» **DATA FOR THIS TASK**
==================================================

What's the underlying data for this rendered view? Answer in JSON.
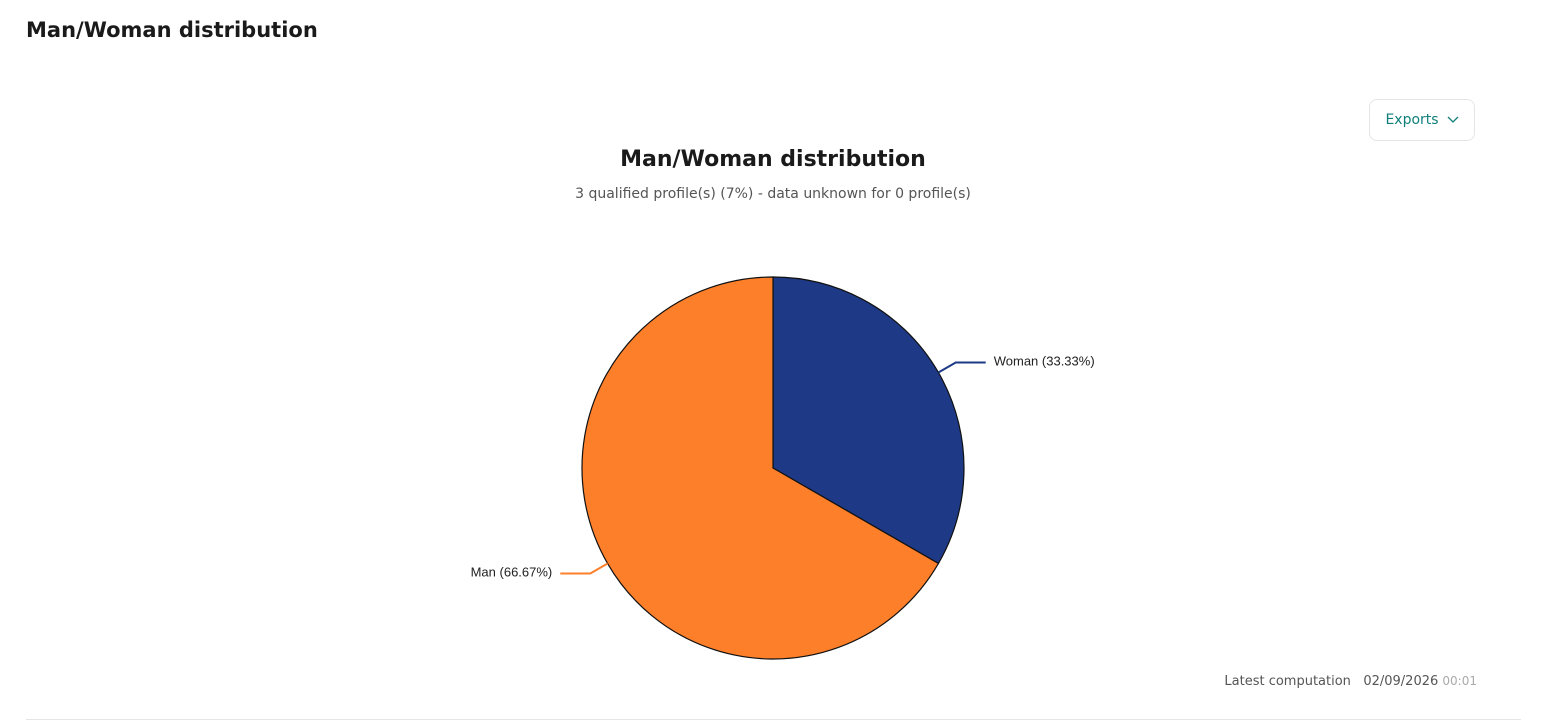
{
  "header": {
    "title": "Man/Woman distribution"
  },
  "exports_button": "Exports",
  "chart_data": {
    "type": "pie",
    "title": "Man/Woman distribution",
    "subtitle": "3 qualified profile(s) (7%) - data unknown for 0 profile(s)",
    "categories": [
      "Woman",
      "Man"
    ],
    "values": [
      33.33,
      66.67
    ],
    "value_labels": [
      "(33.33%)",
      "(66.67%)"
    ],
    "colors": [
      "#1e3a87",
      "#fd7f2a"
    ]
  },
  "footer": {
    "label": "Latest computation",
    "date": "02/09/2026",
    "time": "00:01"
  }
}
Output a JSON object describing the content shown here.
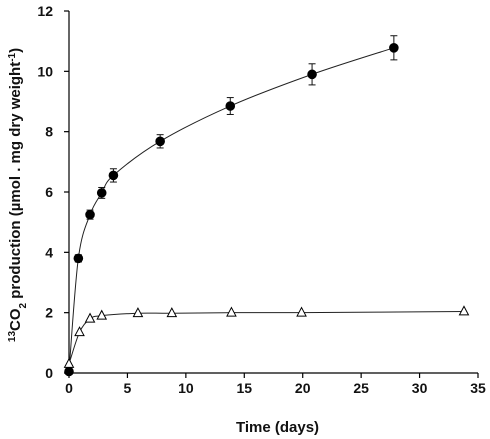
{
  "chart_data": {
    "type": "line",
    "xlabel": "Time (days)",
    "ylabel": {
      "sup1": "13",
      "main1": "CO",
      "sub": "2",
      "main2": " production (µmol . mg dry weight",
      "sup2": "-1",
      "main3": ")"
    },
    "xlim": [
      0,
      35
    ],
    "ylim": [
      0,
      12
    ],
    "xticks": [
      0,
      5,
      10,
      15,
      20,
      25,
      30,
      35
    ],
    "yticks": [
      0,
      2,
      4,
      6,
      8,
      10,
      12
    ],
    "grid": false,
    "series": [
      {
        "marker": "filled-circle",
        "color": "#000000",
        "points": [
          {
            "x": 0,
            "y": 0.05,
            "err": 0
          },
          {
            "x": 0.8,
            "y": 3.8,
            "err": 0.12
          },
          {
            "x": 1.8,
            "y": 5.25,
            "err": 0.15
          },
          {
            "x": 2.8,
            "y": 5.97,
            "err": 0.18
          },
          {
            "x": 3.8,
            "y": 6.55,
            "err": 0.22
          },
          {
            "x": 7.8,
            "y": 7.68,
            "err": 0.22
          },
          {
            "x": 13.8,
            "y": 8.85,
            "err": 0.28
          },
          {
            "x": 20.8,
            "y": 9.9,
            "err": 0.35
          },
          {
            "x": 27.8,
            "y": 10.78,
            "err": 0.4
          }
        ]
      },
      {
        "marker": "open-triangle",
        "color": "#000000",
        "points": [
          {
            "x": 0,
            "y": 0.3
          },
          {
            "x": 0.9,
            "y": 1.35
          },
          {
            "x": 1.8,
            "y": 1.8
          },
          {
            "x": 2.8,
            "y": 1.9
          },
          {
            "x": 5.9,
            "y": 1.98
          },
          {
            "x": 8.8,
            "y": 1.98
          },
          {
            "x": 13.9,
            "y": 2.0
          },
          {
            "x": 19.9,
            "y": 2.0
          },
          {
            "x": 33.8,
            "y": 2.04
          }
        ]
      }
    ]
  }
}
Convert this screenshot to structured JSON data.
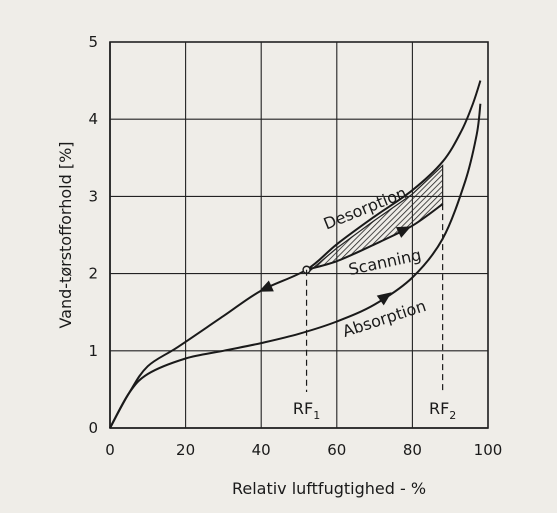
{
  "chart_data": {
    "type": "line",
    "title": "",
    "xlabel": "Relativ luftfugtighed - %",
    "ylabel": "Vand-tørstofforhold [%]",
    "xlim": [
      0,
      100
    ],
    "ylim": [
      0,
      5
    ],
    "x_ticks": [
      0,
      20,
      40,
      60,
      80,
      100
    ],
    "y_ticks": [
      0,
      1,
      2,
      3,
      4,
      5
    ],
    "grid": true,
    "series": [
      {
        "name": "Desorption",
        "x": [
          0,
          5,
          10,
          18,
          30,
          40,
          52,
          60,
          70,
          80,
          88,
          93,
          96,
          98
        ],
        "y": [
          0,
          0.45,
          0.8,
          1.05,
          1.45,
          1.78,
          2.05,
          2.38,
          2.74,
          3.08,
          3.45,
          3.85,
          4.2,
          4.5
        ]
      },
      {
        "name": "Absorption",
        "x": [
          0,
          5,
          10,
          20,
          30,
          40,
          50,
          60,
          70,
          80,
          88,
          94,
          97,
          98
        ],
        "y": [
          0,
          0.45,
          0.7,
          0.9,
          1.0,
          1.1,
          1.22,
          1.38,
          1.6,
          1.95,
          2.45,
          3.2,
          3.8,
          4.2
        ]
      },
      {
        "name": "Scanning",
        "x": [
          52,
          60,
          70,
          80,
          88
        ],
        "y": [
          2.05,
          2.16,
          2.38,
          2.62,
          2.9
        ]
      }
    ],
    "annotations": [
      {
        "text": "Desorption",
        "x": 68,
        "y": 2.78
      },
      {
        "text": "Scanning",
        "x": 73,
        "y": 2.08
      },
      {
        "text": "Absorption",
        "x": 73,
        "y": 1.35
      },
      {
        "text": "RF",
        "sub": "1",
        "x": 52
      },
      {
        "text": "RF",
        "sub": "2",
        "x": 88
      }
    ]
  }
}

==================================================

» **YOUR INSTRUCTIONS**
Tally how many lines of the records hold the word "ylabel". Answer with the number only.

» **RESPONSE**
2